SOURCE MATERIAL:
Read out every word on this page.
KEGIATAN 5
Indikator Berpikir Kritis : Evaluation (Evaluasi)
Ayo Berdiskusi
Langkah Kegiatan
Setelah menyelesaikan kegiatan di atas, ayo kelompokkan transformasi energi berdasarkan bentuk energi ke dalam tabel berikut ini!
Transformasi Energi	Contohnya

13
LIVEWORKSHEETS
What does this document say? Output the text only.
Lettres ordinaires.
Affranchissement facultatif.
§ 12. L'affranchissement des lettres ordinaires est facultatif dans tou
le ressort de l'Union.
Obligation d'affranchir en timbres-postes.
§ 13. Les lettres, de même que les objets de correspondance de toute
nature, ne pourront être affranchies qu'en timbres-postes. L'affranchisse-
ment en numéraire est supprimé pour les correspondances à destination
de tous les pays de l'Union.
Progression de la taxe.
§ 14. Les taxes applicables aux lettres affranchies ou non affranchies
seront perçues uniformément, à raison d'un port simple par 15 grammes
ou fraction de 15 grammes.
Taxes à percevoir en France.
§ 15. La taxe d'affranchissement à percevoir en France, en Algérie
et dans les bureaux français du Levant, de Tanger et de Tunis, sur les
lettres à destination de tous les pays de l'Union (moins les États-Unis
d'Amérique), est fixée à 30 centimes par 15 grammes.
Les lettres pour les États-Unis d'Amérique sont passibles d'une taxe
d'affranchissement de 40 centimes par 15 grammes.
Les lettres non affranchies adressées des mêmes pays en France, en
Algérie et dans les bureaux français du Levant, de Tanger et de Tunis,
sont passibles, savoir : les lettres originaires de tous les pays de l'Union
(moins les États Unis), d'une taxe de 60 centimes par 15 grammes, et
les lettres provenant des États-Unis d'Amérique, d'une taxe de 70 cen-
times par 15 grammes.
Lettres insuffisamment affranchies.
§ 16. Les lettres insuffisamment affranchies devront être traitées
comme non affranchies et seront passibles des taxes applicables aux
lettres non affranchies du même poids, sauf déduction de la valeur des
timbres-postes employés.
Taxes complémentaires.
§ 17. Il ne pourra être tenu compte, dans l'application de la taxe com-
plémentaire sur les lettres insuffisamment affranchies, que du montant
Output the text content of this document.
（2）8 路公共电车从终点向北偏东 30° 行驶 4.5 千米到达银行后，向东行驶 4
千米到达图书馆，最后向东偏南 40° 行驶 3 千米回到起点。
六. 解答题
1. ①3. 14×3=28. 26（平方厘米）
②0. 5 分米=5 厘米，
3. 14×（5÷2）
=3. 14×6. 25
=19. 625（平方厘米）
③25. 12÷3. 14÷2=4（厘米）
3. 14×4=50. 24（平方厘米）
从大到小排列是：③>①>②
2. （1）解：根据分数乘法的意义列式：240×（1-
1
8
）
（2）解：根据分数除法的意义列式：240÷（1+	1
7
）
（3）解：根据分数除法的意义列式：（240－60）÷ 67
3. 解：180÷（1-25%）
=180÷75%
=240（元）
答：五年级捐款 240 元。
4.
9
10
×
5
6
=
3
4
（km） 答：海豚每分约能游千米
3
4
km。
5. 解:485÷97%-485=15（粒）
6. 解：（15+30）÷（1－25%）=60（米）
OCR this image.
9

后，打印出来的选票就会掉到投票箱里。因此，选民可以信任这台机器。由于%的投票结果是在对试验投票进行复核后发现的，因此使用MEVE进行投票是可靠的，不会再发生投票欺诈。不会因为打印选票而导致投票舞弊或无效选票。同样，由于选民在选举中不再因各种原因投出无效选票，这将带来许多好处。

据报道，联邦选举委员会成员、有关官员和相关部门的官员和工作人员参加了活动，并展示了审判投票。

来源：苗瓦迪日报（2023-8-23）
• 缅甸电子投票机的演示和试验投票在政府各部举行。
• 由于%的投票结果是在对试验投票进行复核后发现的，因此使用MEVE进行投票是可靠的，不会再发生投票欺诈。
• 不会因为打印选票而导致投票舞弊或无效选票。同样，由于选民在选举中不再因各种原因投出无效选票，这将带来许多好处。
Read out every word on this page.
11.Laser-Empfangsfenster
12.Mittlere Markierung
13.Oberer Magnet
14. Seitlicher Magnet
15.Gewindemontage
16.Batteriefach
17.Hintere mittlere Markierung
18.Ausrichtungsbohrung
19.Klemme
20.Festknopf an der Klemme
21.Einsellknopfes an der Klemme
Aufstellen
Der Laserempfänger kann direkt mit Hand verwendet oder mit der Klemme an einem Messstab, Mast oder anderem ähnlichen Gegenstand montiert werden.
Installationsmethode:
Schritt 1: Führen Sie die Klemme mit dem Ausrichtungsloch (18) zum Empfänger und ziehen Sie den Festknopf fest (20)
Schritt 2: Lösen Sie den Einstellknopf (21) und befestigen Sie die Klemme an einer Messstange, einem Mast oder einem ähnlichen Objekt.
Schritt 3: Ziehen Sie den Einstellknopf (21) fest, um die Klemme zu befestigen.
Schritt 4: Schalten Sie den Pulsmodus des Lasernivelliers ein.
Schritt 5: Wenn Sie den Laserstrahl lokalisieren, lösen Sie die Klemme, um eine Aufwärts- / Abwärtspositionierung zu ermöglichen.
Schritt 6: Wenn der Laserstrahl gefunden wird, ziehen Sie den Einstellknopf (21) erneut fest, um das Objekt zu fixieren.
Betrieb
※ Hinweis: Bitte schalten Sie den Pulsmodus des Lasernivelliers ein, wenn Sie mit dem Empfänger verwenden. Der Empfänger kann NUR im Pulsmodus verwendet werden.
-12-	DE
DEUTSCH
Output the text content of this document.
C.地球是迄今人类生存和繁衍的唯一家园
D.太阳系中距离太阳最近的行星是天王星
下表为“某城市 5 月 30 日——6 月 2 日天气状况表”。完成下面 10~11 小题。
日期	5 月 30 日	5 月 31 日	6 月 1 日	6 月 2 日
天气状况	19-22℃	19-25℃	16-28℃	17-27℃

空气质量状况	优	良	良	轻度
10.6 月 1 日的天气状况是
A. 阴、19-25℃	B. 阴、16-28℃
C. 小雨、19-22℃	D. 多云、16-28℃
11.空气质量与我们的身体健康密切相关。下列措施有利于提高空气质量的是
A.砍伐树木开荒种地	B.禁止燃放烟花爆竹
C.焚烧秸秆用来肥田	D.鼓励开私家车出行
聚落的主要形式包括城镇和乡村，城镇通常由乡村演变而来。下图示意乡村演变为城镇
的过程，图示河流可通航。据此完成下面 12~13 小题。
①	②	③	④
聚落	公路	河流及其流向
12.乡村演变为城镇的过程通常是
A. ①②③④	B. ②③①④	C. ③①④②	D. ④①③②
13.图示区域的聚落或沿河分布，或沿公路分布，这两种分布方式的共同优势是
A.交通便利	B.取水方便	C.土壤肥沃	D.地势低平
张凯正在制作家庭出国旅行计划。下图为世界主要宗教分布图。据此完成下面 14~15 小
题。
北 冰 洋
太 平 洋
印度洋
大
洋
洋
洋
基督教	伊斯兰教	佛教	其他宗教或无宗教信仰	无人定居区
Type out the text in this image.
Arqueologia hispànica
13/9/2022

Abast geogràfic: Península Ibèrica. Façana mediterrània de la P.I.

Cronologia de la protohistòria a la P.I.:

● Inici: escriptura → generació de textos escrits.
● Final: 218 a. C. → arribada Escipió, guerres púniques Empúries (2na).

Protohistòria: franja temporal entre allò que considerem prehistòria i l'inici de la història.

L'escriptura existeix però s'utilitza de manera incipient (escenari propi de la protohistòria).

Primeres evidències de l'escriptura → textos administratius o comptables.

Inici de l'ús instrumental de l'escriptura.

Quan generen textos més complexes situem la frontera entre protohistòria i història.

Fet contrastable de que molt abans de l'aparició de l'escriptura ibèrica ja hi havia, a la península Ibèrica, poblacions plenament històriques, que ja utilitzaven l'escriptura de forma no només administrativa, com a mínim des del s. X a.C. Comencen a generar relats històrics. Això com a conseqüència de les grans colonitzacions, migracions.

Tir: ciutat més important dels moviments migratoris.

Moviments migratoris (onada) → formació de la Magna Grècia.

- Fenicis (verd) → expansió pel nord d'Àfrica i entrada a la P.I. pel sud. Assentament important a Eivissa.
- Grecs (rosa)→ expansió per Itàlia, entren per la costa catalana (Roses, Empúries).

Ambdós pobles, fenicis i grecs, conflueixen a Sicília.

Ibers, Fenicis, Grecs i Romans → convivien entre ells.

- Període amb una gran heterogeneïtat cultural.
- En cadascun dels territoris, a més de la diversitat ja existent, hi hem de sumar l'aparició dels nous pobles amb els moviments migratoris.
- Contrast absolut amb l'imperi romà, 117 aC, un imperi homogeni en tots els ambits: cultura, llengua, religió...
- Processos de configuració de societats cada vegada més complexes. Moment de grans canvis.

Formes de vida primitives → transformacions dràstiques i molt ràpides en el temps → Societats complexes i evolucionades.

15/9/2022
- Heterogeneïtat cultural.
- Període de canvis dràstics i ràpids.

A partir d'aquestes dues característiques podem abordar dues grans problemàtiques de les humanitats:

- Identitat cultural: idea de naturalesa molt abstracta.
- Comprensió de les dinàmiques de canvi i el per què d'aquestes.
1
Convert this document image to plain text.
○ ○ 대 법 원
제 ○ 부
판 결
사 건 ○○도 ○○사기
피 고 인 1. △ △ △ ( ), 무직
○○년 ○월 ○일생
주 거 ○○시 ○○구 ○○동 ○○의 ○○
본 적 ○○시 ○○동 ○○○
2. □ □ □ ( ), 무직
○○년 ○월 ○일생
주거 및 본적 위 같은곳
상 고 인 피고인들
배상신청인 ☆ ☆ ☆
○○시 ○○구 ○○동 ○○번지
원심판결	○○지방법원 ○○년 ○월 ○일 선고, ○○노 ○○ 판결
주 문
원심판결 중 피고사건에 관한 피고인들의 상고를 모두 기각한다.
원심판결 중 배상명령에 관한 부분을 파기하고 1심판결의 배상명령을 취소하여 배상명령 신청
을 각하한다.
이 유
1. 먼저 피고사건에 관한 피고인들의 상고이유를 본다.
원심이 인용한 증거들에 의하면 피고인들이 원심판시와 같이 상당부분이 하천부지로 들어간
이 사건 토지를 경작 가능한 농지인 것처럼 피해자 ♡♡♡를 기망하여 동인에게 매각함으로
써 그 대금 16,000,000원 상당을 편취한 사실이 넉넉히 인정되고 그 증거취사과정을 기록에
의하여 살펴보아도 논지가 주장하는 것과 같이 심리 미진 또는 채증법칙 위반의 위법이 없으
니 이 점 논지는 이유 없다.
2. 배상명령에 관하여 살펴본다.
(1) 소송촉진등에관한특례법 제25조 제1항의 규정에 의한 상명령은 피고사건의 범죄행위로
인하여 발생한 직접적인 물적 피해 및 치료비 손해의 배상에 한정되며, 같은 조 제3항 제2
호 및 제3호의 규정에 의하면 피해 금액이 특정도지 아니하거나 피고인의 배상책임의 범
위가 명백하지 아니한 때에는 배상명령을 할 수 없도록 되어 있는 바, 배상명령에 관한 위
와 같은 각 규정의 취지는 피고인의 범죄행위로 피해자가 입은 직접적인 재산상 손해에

YOUR OBJECTIVE:
Above are the records; copy exactly the lines from the one with "Convert this document image to plain text." through the final line.

TASK OUTPUT:
Convert this document image to plain text.
○ ○ 대 법 원
제 ○ 부
판 결
사 건 ○○도 ○○사기
피 고 인 1. △ △ △ ( ), 무직
○○년 ○월 ○일생
주 거 ○○시 ○○구 ○○동 ○○의 ○○
본 적 ○○시 ○○동 ○○○
2. □ □ □ ( ), 무직
○○년 ○월 ○일생
주거 및 본적 위 같은곳
상 고 인 피고인들
배상신청인 ☆ ☆ ☆
○○시 ○○구 ○○동 ○○번지
원심판결	○○지방법원 ○○년 ○월 ○일 선고, ○○노 ○○ 판결
주 문
원심판결 중 피고사건에 관한 피고인들의 상고를 모두 기각한다.
원심판결 중 배상명령에 관한 부분을 파기하고 1심판결의 배상명령을 취소하여 배상명령 신청
을 각하한다.
이 유
1. 먼저 피고사건에 관한 피고인들의 상고이유를 본다.
원심이 인용한 증거들에 의하면 피고인들이 원심판시와 같이 상당부분이 하천부지로 들어간
이 사건 토지를 경작 가능한 농지인 것처럼 피해자 ♡♡♡를 기망하여 동인에게 매각함으로
써 그 대금 16,000,000원 상당을 편취한 사실이 넉넉히 인정되고 그 증거취사과정을 기록에
의하여 살펴보아도 논지가 주장하는 것과 같이 심리 미진 또는 채증법칙 위반의 위법이 없으
니 이 점 논지는 이유 없다.
2. 배상명령에 관하여 살펴본다.
(1) 소송촉진등에관한특례법 제25조 제1항의 규정에 의한 상명령은 피고사건의 범죄행위로
인하여 발생한 직접적인 물적 피해 및 치료비 손해의 배상에 한정되며, 같은 조 제3항 제2
호 및 제3호의 규정에 의하면 피해 금액이 특정도지 아니하거나 피고인의 배상책임의 범
위가 명백하지 아니한 때에는 배상명령을 할 수 없도록 되어 있는 바, 배상명령에 관한 위
와 같은 각 규정의 취지는 피고인의 범죄행위로 피해자가 입은 직접적인 재산상 손해에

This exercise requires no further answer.